• [Dataset excerpts]
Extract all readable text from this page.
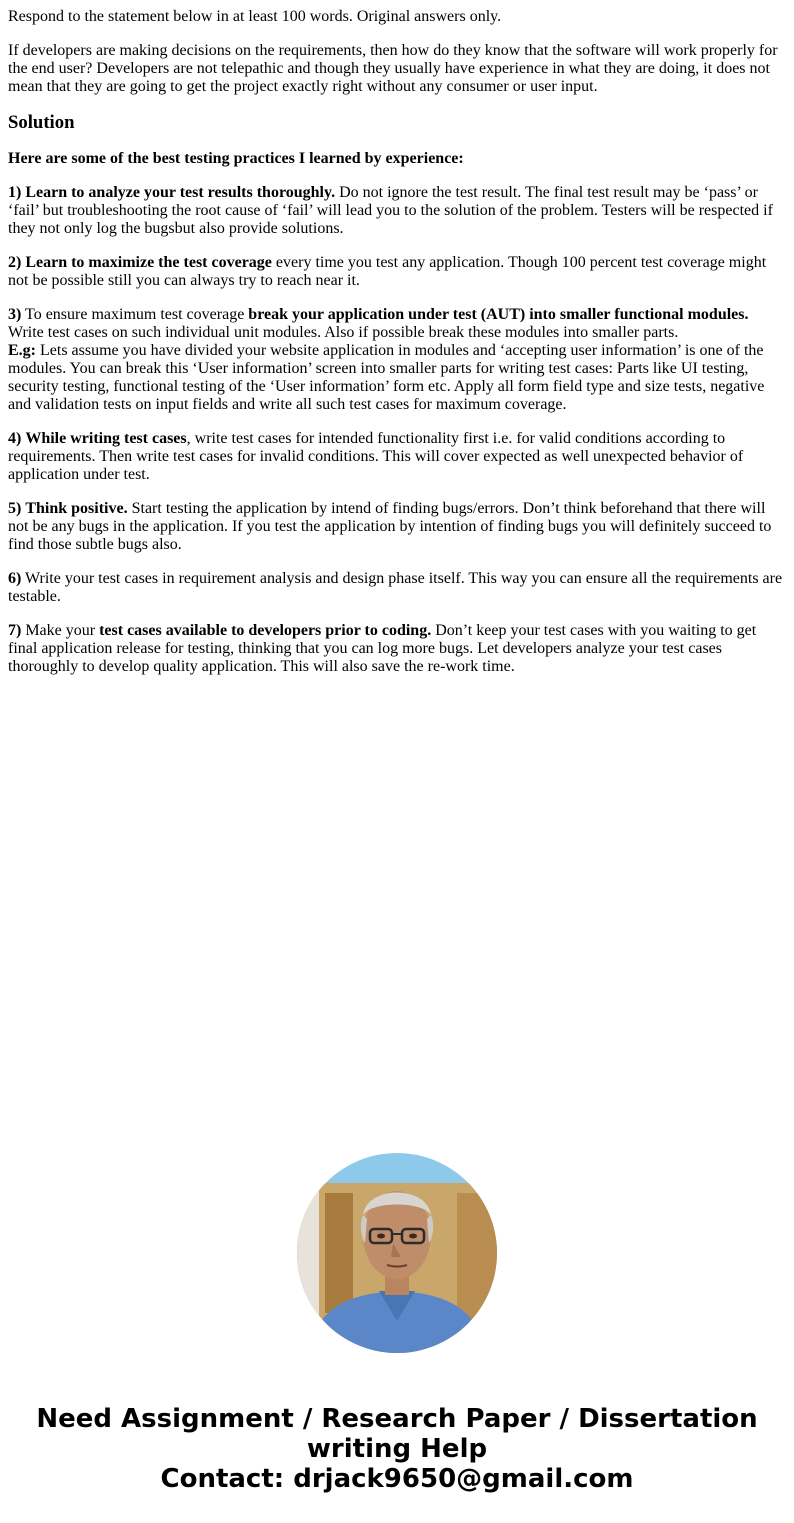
Respond to the statement below in at least 100 words. Original answers only.

If developers are making decisions on the requirements, then how do they know that the software will work properly for the end user? Developers are not telepathic and though they usually have experience in what they are doing, it does not mean that they are going to get the project exactly right without any consumer or user input.

Solution

Here are some of the best testing practices I learned by experience:

1) Learn to analyze your test results thoroughly. Do not ignore the test result. The final test result may be ‘pass’ or ‘fail’ but troubleshooting the root cause of ‘fail’ will lead you to the solution of the problem. Testers will be respected if they not only log the bugsbut also provide solutions.

2) Learn to maximize the test coverage every time you test any application. Though 100 percent test coverage might not be possible still you can always try to reach near it.

3) To ensure maximum test coverage break your application under test (AUT) into smaller functional modules.
Write test cases on such individual unit modules. Also if possible break these modules into smaller parts.
E.g: Lets assume you have divided your website application in modules and ‘accepting user information’ is one of the modules. You can break this ‘User information’ screen into smaller parts for writing test cases: Parts like UI testing, security testing, functional testing of the ‘User information’ form etc. Apply all form field type and size tests, negative and validation tests on input fields and write all such test cases for maximum coverage.

4) While writing test cases, write test cases for intended functionality first i.e. for valid conditions according to requirements. Then write test cases for invalid conditions. This will cover expected as well unexpected behavior of application under test.

5) Think positive. Start testing the application by intend of finding bugs/errors. Don’t think beforehand that there will not be any bugs in the application. If you test the application by intention of finding bugs you will definitely succeed to find those subtle bugs also.

6) Write your test cases in requirement analysis and design phase itself. This way you can ensure all the requirements are testable.

7) Make your test cases available to developers prior to coding. Don’t keep your test cases with you waiting to get final application release for testing, thinking that you can log more bugs. Let developers analyze your test cases thoroughly to develop quality application. This will also save the re-work time.

Need Assignment / Research Paper / Dissertation
writing Help
Contact: drjack9650@gmail.com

• [Aim]
Exclude the pictures, and transcribe all of the material exactly.

• [Exercise solution]
Extract all readable text from this page.
Respond to the statement below in at least 100 words. Original answers only.

If developers are making decisions on the requirements, then how do they know that the software will work properly for the end user? Developers are not telepathic and though they usually have experience in what they are doing, it does not mean that they are going to get the project exactly right without any consumer or user input.

Solution

Here are some of the best testing practices I learned by experience:

1) Learn to analyze your test results thoroughly. Do not ignore the test result. The final test result may be ‘pass’ or ‘fail’ but troubleshooting the root cause of ‘fail’ will lead you to the solution of the problem. Testers will be respected if they not only log the bugsbut also provide solutions.

2) Learn to maximize the test coverage every time you test any application. Though 100 percent test coverage might not be possible still you can always try to reach near it.

3) To ensure maximum test coverage break your application under test (AUT) into smaller functional modules.
Write test cases on such individual unit modules. Also if possible break these modules into smaller parts.
E.g: Lets assume you have divided your website application in modules and ‘accepting user information’ is one of the modules. You can break this ‘User information’ screen into smaller parts for writing test cases: Parts like UI testing, security testing, functional testing of the ‘User information’ form etc. Apply all form field type and size tests, negative and validation tests on input fields and write all such test cases for maximum coverage.

4) While writing test cases, write test cases for intended functionality first i.e. for valid conditions according to requirements. Then write test cases for invalid conditions. This will cover expected as well unexpected behavior of application under test.

5) Think positive. Start testing the application by intend of finding bugs/errors. Don’t think beforehand that there will not be any bugs in the application. If you test the application by intention of finding bugs you will definitely succeed to find those subtle bugs also.

6) Write your test cases in requirement analysis and design phase itself. This way you can ensure all the requirements are testable.

7) Make your test cases available to developers prior to coding. Don’t keep your test cases with you waiting to get final application release for testing, thinking that you can log more bugs. Let developers analyze your test cases thoroughly to develop quality application. This will also save the re-work time.

Need Assignment / Research Paper / Dissertation
writing Help
Contact: drjack9650@gmail.com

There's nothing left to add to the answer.